= What is being asked =
Omit the images, then print each record below exactly as it reads.
#### Extracted material
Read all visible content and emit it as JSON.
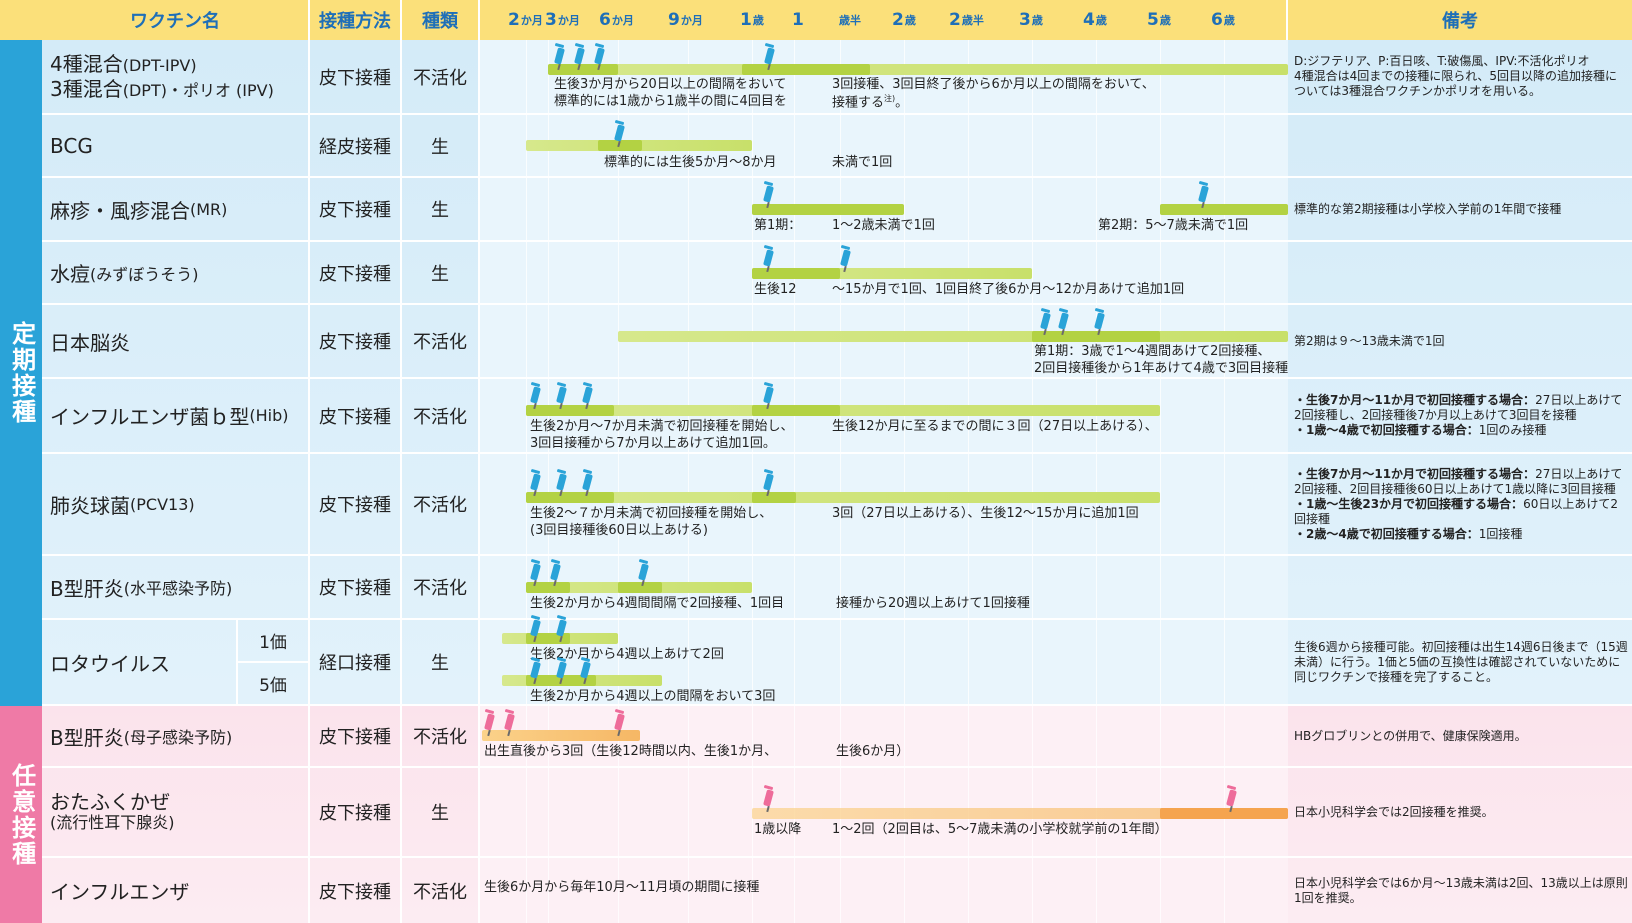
{
  "header": {
    "vaccine": "ワクチン名",
    "method": "接種方法",
    "type": "種類",
    "notes": "備考",
    "ticks": [
      {
        "main": "2",
        "unit": "か月"
      },
      {
        "main": "3",
        "unit": "か月"
      },
      {
        "main": "6",
        "unit": "か月"
      },
      {
        "main": "9",
        "unit": "か月"
      },
      {
        "main": "1",
        "unit": "歳"
      },
      {
        "main": "1",
        "unit": ""
      },
      {
        "main": "",
        "unit": "歳半"
      },
      {
        "main": "2",
        "unit": "歳"
      },
      {
        "main": "2",
        "unit": "歳半"
      },
      {
        "main": "3",
        "unit": "歳"
      },
      {
        "main": "4",
        "unit": "歳"
      },
      {
        "main": "5",
        "unit": "歳"
      },
      {
        "main": "6",
        "unit": "歳"
      }
    ]
  },
  "sections": {
    "routine": "定期接種",
    "optional": "任意接種"
  },
  "rows": [
    {
      "name1": "4種混合",
      "name1_sub": "(DPT-IPV)",
      "name2": "3種混合",
      "name2_sub": "(DPT)・ポリオ (IPV)",
      "method": "皮下接種",
      "type": "不活化",
      "text1": "生後3か月から20日以上の間隔をおいて",
      "text2": "標準的には1歳から1歳半の間に4回目を",
      "text3": "3回接種、3回目終了後から6か月以上の間隔をおいて、",
      "text4": "接種する",
      "note_mark": "注)",
      "note_end": "。",
      "note": "D:ジフテリア、P:百日咳、T:破傷風、IPV:不活化ポリオ",
      "note2": "4種混合は4回までの接種に限られ、5回目以降の追加接種については3種混合ワクチンかポリオを用いる。"
    },
    {
      "name": "BCG",
      "method": "経皮接種",
      "type": "生",
      "text1": "標準的には生後5か月〜8か月",
      "text2": "未満で1回"
    },
    {
      "name": "麻疹・風疹混合",
      "name_sub": "(MR)",
      "method": "皮下接種",
      "type": "生",
      "text1": "第1期：",
      "text2": "1〜2歳未満で1回",
      "text3": "第2期：5〜7歳未満で1回",
      "note": "標準的な第2期接種は小学校入学前の1年間で接種"
    },
    {
      "name": "水痘",
      "name_sub": "(みずぼうそう)",
      "method": "皮下接種",
      "type": "生",
      "text1": "生後12",
      "text2": "〜15か月で1回、1回目終了後6か月〜12か月あけて追加1回"
    },
    {
      "name": "日本脳炎",
      "method": "皮下接種",
      "type": "不活化",
      "text1": "第1期：3歳で1〜4週間あけて2回接種、",
      "text2": "2回目接種後から1年あけて4歳で3回目接種",
      "note": "第2期は９〜13歳未満で1回"
    },
    {
      "name": "インフルエンザ菌ｂ型",
      "name_sub": "(Hib)",
      "method": "皮下接種",
      "type": "不活化",
      "text1": "生後2か月〜7か月未満で初回接種を開始し、",
      "text2": "3回目接種から7か月以上あけて追加1回。",
      "text3": "生後12か月に至るまでの間に３回（27日以上あける）、",
      "notes": [
        {
          "b": "・生後7か月〜11か月で初回接種する場合：",
          "t": "27日以上あけて2回接種し、2回接種後7か月以上あけて3回目を接種"
        },
        {
          "b": "・1歳〜4歳で初回接種する場合：",
          "t": "1回のみ接種"
        }
      ]
    },
    {
      "name": "肺炎球菌",
      "name_sub": "(PCV13)",
      "method": "皮下接種",
      "type": "不活化",
      "text1": "生後2〜７か月未満で初回接種を開始し、",
      "text2": "(3回目接種後60日以上あける)",
      "text3": "3回（27日以上あける）、生後12〜15か月に追加1回",
      "notes": [
        {
          "b": "・生後7か月〜11か月で初回接種する場合：",
          "t": "27日以上あけて2回接種、2回目接種後60日以上あけて1歳以降に3回目接種"
        },
        {
          "b": "・1歳〜生後23か月で初回接種する場合：",
          "t": "60日以上あけて2回接種"
        },
        {
          "b": "・2歳〜4歳で初回接種する場合：",
          "t": "1回接種"
        }
      ]
    },
    {
      "name": "B型肝炎",
      "name_sub": "(水平感染予防)",
      "method": "皮下接種",
      "type": "不活化",
      "text1": "生後2か月から4週間間隔で2回接種、1回目",
      "text2": "接種から20週以上あけて1回接種"
    },
    {
      "name": "ロタウイルス",
      "method": "経口接種",
      "type": "生",
      "sub1": "1価",
      "sub2": "5価",
      "text1": "生後2か月から4週以上あけて2回",
      "text2": "生後2か月から4週以上の間隔をおいて3回",
      "note": "生後6週から接種可能。初回接種は出生14週6日後まで（15週未満）に行う。1価と5価の互換性は確認されていないために同じワクチンで接種を完了すること。"
    },
    {
      "name": "B型肝炎",
      "name_sub": "(母子感染予防)",
      "method": "皮下接種",
      "type": "不活化",
      "text1": "出生直後から3回（生後12時間以内、生後1か月、",
      "text2": "生後6か月）",
      "note": "HBグロブリンとの併用で、健康保険適用。"
    },
    {
      "name": "おたふくかぜ",
      "name_sub": "(流行性耳下腺炎)",
      "method": "皮下接種",
      "type": "生",
      "text1": "1歳以降",
      "text2": "1〜2回（2回目は、5〜7歳未満の小学校就学前の1年間）",
      "note": "日本小児科学会では2回接種を推奨。"
    },
    {
      "name": "インフルエンザ",
      "method": "皮下接種",
      "type": "不活化",
      "text1": "生後6か月から毎年10月〜11月頃の期間に接種",
      "note": "日本小児科学会では6か月〜13歳未満は2回、13歳以上は原則1回を推奨。"
    }
  ],
  "colors": {
    "header": "#fbe07a",
    "header_text": "#1e6fb8",
    "routine_side": "#2aa3d8",
    "optional_side": "#ef7aa6",
    "routine_bg": "#cfe8f7",
    "optional_bg": "#fbdde8",
    "bar_green": "#c8e06a",
    "bar_orange": "#f6b765",
    "syringe_blue": "#2aa3d8",
    "syringe_pink": "#ee6c9a"
  }
}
########
= Answer for this exercise =
Read all visible content and emit it as JSON.
{
  "header": {
    "vaccine": "ワクチン名",
    "method": "接種方法",
    "type": "種類",
    "notes": "備考",
    "ticks": [
      {
        "main": "2",
        "unit": "か月"
      },
      {
        "main": "3",
        "unit": "か月"
      },
      {
        "main": "6",
        "unit": "か月"
      },
      {
        "main": "9",
        "unit": "か月"
      },
      {
        "main": "1",
        "unit": "歳"
      },
      {
        "main": "1",
        "unit": ""
      },
      {
        "main": "",
        "unit": "歳半"
      },
      {
        "main": "2",
        "unit": "歳"
      },
      {
        "main": "2",
        "unit": "歳半"
      },
      {
        "main": "3",
        "unit": "歳"
      },
      {
        "main": "4",
        "unit": "歳"
      },
      {
        "main": "5",
        "unit": "歳"
      },
      {
        "main": "6",
        "unit": "歳"
      }
    ]
  },
  "sections": {
    "routine": "定期接種",
    "optional": "任意接種"
  },
  "rows": [
    {
      "name1": "4種混合",
      "name1_sub": "(DPT-IPV)",
      "name2": "3種混合",
      "name2_sub": "(DPT)・ポリオ (IPV)",
      "method": "皮下接種",
      "type": "不活化",
      "text1": "生後3か月から20日以上の間隔をおいて",
      "text2": "標準的には1歳から1歳半の間に4回目を",
      "text3": "3回接種、3回目終了後から6か月以上の間隔をおいて、",
      "text4": "接種する",
      "note_mark": "注)",
      "note_end": "。",
      "note": "D:ジフテリア、P:百日咳、T:破傷風、IPV:不活化ポリオ",
      "note2": "4種混合は4回までの接種に限られ、5回目以降の追加接種については3種混合ワクチンかポリオを用いる。"
    },
    {
      "name": "BCG",
      "method": "経皮接種",
      "type": "生",
      "text1": "標準的には生後5か月〜8か月",
      "text2": "未満で1回"
    },
    {
      "name": "麻疹・風疹混合",
      "name_sub": "(MR)",
      "method": "皮下接種",
      "type": "生",
      "text1": "第1期：",
      "text2": "1〜2歳未満で1回",
      "text3": "第2期：5〜7歳未満で1回",
      "note": "標準的な第2期接種は小学校入学前の1年間で接種"
    },
    {
      "name": "水痘",
      "name_sub": "(みずぼうそう)",
      "method": "皮下接種",
      "type": "生",
      "text1": "生後12",
      "text2": "〜15か月で1回、1回目終了後6か月〜12か月あけて追加1回"
    },
    {
      "name": "日本脳炎",
      "method": "皮下接種",
      "type": "不活化",
      "text1": "第1期：3歳で1〜4週間あけて2回接種、",
      "text2": "2回目接種後から1年あけて4歳で3回目接種",
      "note": "第2期は９〜13歳未満で1回"
    },
    {
      "name": "インフルエンザ菌ｂ型",
      "name_sub": "(Hib)",
      "method": "皮下接種",
      "type": "不活化",
      "text1": "生後2か月〜7か月未満で初回接種を開始し、",
      "text2": "3回目接種から7か月以上あけて追加1回。",
      "text3": "生後12か月に至るまでの間に３回（27日以上あける）、",
      "notes": [
        {
          "b": "・生後7か月〜11か月で初回接種する場合：",
          "t": "27日以上あけて2回接種し、2回接種後7か月以上あけて3回目を接種"
        },
        {
          "b": "・1歳〜4歳で初回接種する場合：",
          "t": "1回のみ接種"
        }
      ]
    },
    {
      "name": "肺炎球菌",
      "name_sub": "(PCV13)",
      "method": "皮下接種",
      "type": "不活化",
      "text1": "生後2〜７か月未満で初回接種を開始し、",
      "text2": "(3回目接種後60日以上あける)",
      "text3": "3回（27日以上あける）、生後12〜15か月に追加1回",
      "notes": [
        {
          "b": "・生後7か月〜11か月で初回接種する場合：",
          "t": "27日以上あけて2回接種、2回目接種後60日以上あけて1歳以降に3回目接種"
        },
        {
          "b": "・1歳〜生後23か月で初回接種する場合：",
          "t": "60日以上あけて2回接種"
        },
        {
          "b": "・2歳〜4歳で初回接種する場合：",
          "t": "1回接種"
        }
      ]
    },
    {
      "name": "B型肝炎",
      "name_sub": "(水平感染予防)",
      "method": "皮下接種",
      "type": "不活化",
      "text1": "生後2か月から4週間間隔で2回接種、1回目",
      "text2": "接種から20週以上あけて1回接種"
    },
    {
      "name": "ロタウイルス",
      "method": "経口接種",
      "type": "生",
      "sub1": "1価",
      "sub2": "5価",
      "text1": "生後2か月から4週以上あけて2回",
      "text2": "生後2か月から4週以上の間隔をおいて3回",
      "note": "生後6週から接種可能。初回接種は出生14週6日後まで（15週未満）に行う。1価と5価の互換性は確認されていないために同じワクチンで接種を完了すること。"
    },
    {
      "name": "B型肝炎",
      "name_sub": "(母子感染予防)",
      "method": "皮下接種",
      "type": "不活化",
      "text1": "出生直後から3回（生後12時間以内、生後1か月、",
      "text2": "生後6か月）",
      "note": "HBグロブリンとの併用で、健康保険適用。"
    },
    {
      "name": "おたふくかぜ",
      "name_sub": "(流行性耳下腺炎)",
      "method": "皮下接種",
      "type": "生",
      "text1": "1歳以降",
      "text2": "1〜2回（2回目は、5〜7歳未満の小学校就学前の1年間）",
      "note": "日本小児科学会では2回接種を推奨。"
    },
    {
      "name": "インフルエンザ",
      "method": "皮下接種",
      "type": "不活化",
      "text1": "生後6か月から毎年10月〜11月頃の期間に接種",
      "note": "日本小児科学会では6か月〜13歳未満は2回、13歳以上は原則1回を推奨。"
    }
  ],
  "colors": {
    "header": "#fbe07a",
    "header_text": "#1e6fb8",
    "routine_side": "#2aa3d8",
    "optional_side": "#ef7aa6",
    "routine_bg": "#cfe8f7",
    "optional_bg": "#fbdde8",
    "bar_green": "#c8e06a",
    "bar_orange": "#f6b765",
    "syringe_blue": "#2aa3d8",
    "syringe_pink": "#ee6c9a"
  }
}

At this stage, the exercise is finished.